─── RECORDED DATA ───
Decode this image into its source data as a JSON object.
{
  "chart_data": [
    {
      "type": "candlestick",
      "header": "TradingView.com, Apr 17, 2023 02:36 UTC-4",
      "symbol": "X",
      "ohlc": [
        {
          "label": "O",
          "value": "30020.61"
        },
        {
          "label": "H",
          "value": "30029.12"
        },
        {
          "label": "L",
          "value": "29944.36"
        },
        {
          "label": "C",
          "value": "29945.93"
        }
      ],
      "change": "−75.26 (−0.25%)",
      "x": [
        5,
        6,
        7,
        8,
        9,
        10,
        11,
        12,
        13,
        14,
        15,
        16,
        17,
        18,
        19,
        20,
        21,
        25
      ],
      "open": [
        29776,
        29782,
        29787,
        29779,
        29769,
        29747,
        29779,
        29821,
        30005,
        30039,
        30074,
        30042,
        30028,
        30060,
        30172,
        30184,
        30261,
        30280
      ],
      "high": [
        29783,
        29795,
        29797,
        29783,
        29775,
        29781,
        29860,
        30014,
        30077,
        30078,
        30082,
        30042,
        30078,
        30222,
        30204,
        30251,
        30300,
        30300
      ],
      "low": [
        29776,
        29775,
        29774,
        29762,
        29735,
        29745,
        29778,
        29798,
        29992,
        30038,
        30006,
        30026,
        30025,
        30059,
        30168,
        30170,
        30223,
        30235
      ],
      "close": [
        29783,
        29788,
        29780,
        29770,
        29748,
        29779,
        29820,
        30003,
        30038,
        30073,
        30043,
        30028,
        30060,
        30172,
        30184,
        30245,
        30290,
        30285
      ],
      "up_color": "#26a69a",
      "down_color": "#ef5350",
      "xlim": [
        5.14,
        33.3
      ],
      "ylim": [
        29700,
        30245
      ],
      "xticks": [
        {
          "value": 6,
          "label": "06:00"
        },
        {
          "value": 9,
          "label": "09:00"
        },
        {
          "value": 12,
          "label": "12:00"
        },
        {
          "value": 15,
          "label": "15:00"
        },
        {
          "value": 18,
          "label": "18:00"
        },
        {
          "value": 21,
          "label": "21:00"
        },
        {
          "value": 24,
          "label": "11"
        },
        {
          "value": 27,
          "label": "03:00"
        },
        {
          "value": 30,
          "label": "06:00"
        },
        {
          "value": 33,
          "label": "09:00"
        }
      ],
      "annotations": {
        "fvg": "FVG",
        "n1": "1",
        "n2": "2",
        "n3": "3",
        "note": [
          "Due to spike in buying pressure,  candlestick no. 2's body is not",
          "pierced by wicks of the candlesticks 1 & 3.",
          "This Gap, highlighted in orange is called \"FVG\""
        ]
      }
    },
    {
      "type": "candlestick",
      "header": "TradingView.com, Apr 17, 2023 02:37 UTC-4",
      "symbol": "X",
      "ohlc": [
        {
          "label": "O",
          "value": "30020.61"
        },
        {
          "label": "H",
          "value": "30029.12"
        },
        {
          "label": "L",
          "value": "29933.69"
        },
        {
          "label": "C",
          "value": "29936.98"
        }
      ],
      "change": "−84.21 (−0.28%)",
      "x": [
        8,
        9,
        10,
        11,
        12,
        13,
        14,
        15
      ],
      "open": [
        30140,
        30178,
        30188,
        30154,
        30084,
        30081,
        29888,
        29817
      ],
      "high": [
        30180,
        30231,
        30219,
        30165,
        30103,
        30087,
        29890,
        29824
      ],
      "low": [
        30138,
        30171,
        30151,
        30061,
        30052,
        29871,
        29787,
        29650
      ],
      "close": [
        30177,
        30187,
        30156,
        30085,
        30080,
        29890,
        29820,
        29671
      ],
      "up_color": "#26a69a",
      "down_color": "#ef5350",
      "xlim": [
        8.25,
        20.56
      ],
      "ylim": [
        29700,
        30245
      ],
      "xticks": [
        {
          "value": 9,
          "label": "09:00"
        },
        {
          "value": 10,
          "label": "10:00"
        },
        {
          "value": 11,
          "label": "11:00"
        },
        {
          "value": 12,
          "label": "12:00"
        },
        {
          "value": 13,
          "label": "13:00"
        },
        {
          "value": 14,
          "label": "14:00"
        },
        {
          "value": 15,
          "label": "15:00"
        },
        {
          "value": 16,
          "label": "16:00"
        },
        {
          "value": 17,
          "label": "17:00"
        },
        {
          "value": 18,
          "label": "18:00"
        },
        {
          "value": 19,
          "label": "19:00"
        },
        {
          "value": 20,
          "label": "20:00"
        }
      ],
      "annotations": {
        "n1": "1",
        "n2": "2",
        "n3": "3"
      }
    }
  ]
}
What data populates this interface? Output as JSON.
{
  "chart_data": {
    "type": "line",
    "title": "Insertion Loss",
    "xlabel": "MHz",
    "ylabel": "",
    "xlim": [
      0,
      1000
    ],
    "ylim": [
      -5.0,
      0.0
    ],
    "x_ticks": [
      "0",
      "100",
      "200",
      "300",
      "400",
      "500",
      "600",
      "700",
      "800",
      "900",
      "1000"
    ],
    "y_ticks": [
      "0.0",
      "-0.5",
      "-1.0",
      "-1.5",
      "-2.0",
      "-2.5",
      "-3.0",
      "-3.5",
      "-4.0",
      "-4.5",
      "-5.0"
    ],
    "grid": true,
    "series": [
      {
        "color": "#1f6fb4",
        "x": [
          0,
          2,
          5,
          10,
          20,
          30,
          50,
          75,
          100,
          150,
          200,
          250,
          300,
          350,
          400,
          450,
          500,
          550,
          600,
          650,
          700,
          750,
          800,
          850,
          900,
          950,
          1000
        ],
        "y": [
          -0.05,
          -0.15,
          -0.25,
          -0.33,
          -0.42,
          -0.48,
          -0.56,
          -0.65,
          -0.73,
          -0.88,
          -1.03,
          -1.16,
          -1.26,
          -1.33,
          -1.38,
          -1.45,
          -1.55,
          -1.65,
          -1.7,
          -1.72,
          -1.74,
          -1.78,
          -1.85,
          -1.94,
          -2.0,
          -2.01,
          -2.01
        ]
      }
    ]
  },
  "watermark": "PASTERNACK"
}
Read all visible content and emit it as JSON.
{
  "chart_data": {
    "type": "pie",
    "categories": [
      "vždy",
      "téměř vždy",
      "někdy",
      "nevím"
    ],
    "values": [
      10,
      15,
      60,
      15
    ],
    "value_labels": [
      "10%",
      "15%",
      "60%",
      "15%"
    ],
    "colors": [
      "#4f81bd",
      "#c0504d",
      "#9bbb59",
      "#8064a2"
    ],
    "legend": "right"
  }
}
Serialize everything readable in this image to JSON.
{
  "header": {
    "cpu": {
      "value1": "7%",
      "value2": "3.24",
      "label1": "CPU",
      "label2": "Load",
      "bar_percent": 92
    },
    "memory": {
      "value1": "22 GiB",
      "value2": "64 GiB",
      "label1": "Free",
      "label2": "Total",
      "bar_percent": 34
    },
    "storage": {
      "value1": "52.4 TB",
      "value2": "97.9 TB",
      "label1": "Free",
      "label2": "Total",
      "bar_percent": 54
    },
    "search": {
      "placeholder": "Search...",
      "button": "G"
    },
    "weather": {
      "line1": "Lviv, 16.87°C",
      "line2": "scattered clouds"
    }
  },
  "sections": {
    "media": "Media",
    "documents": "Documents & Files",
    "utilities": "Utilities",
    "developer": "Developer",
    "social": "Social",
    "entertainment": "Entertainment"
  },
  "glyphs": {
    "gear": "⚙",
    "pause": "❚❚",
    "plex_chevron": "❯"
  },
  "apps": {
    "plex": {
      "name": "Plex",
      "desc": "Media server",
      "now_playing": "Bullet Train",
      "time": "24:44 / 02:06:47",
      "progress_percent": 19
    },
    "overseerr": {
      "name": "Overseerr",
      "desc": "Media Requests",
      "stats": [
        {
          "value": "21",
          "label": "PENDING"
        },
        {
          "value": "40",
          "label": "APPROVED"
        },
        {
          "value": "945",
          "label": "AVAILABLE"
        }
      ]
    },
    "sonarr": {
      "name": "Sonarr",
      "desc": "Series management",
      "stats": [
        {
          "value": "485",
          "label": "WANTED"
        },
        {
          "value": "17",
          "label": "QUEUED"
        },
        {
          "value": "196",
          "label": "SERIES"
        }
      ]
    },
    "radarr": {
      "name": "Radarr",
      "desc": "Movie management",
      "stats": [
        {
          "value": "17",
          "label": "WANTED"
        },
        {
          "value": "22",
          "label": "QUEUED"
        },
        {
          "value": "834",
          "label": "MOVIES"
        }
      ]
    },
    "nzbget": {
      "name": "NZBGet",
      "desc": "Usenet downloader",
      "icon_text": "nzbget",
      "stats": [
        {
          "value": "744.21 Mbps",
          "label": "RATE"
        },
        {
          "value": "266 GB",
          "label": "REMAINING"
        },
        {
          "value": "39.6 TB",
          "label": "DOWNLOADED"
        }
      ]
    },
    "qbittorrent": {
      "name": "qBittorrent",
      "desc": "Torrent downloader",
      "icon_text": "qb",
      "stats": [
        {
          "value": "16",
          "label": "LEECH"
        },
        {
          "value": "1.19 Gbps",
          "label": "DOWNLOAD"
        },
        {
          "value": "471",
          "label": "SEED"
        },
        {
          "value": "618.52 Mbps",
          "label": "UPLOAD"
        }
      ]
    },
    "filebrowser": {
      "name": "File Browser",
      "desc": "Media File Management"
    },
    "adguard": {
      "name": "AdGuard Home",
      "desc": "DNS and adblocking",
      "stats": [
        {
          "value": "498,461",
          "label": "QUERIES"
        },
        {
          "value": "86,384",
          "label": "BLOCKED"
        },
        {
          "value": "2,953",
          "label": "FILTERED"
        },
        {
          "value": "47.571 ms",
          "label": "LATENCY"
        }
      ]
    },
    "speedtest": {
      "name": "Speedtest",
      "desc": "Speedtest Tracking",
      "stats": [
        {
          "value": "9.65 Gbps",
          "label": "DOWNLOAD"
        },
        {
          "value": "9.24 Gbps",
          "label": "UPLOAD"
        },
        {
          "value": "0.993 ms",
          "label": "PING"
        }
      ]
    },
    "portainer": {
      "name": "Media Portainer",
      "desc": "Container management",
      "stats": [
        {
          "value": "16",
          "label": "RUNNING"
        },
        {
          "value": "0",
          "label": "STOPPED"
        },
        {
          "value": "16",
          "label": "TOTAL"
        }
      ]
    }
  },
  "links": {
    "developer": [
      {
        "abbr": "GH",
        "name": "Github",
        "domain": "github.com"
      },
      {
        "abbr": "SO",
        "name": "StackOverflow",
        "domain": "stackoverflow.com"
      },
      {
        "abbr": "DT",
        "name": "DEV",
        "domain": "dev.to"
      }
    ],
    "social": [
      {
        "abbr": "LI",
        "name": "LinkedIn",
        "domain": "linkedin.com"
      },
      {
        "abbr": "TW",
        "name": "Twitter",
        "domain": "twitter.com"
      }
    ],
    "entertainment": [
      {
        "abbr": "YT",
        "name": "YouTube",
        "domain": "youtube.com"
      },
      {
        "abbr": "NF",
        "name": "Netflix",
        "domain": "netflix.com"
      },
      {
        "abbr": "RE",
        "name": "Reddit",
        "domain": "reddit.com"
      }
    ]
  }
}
───
Say the number of lines in the records above that include the string "TradingView", and no more.

### FINAL RESULT:
2